What is expected:
Write out the part of the Rinoa band text starting with "They released a" and going on through "by Rock Sound.", substituting "album" for "full-length".

Provided text:
== Segment start ==
- Origin: Essex, England
- Genres: Screamo, post-metal, post-rock
- Years active: 2007–2010
- Label: Eyesofsound
- Past members: Perry Bryan Matthew Holden David Gumbleton Jozef Norocky James May
- Website: www.myspace.com/rinoauk

= Rinoa (band) =

English post-metal band

Rinoa was an English post-metal group, formed in Essex in 2007. Their line-up consisted of vocalist Perry Bryan, guitarists Matthew Holden and Jozef Norocky, bassist David
Gumbleton and drummer James May. The band split in November 2010, with most of their members going on to different musical projects.

==History==
Rinoa was formed in Essex in 2007, following the break-up of the members' previous bands, Crydebris, Chariots and Symmetry. They named themselves after Rinoa Heartilly, a character from the video game Final Fantasy VIII.

On 27 January 2008, they announced they had signed to Eyes of Sound Records.

The band released their self-titled EP, Rinoa, in 2008.

On 21 and 22 June 2008, they supported *Shells on their UK headline tour.

They released a split EP with Bossk in 2009. The band performed at Damnation Festival later that same year. Their debut full-length, An Age Among Them, was released in 2010 to positive reviews, including being named one of the best albums of 2010 by Rock Sound.

In October 2010 Rinoa announced their intention to split at the end of their headline UK tour. Before the tour began, they released the single "Sol Winds". They played their last ever show in Bristol in November.
== Segment end ==
[Structured page parsing data]
== Segment start ==
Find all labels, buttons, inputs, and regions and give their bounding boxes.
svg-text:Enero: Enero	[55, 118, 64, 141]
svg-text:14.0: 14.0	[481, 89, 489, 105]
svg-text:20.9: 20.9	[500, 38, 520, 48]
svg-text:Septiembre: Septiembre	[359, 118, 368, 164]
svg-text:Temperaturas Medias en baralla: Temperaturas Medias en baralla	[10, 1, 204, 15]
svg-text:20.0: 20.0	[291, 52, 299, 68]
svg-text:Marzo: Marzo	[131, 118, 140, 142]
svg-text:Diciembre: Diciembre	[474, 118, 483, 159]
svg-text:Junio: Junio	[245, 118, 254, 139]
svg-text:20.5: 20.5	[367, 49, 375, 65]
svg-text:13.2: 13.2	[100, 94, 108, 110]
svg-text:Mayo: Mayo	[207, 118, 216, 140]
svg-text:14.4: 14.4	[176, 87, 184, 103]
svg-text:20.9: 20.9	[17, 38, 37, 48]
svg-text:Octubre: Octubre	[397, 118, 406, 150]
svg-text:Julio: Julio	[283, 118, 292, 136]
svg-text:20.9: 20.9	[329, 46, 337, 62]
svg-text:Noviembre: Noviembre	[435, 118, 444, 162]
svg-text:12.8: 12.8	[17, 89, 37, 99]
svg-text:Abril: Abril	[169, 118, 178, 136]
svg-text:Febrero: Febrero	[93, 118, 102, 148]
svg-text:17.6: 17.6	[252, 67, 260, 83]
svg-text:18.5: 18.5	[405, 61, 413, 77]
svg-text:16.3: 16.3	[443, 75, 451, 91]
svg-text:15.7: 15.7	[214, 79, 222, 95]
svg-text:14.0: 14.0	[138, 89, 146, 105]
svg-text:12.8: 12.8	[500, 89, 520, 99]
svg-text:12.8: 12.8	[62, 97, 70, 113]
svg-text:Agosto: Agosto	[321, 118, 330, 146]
== Segment end ==
Answer box:
They released a split EP with Bossk in 2009. The band performed at Damnation Festival later that same year. Their debut album, An Age Among Them, was released in 2010 to positive reviews, including being named one of the best albums of 2010 by Rock Sound.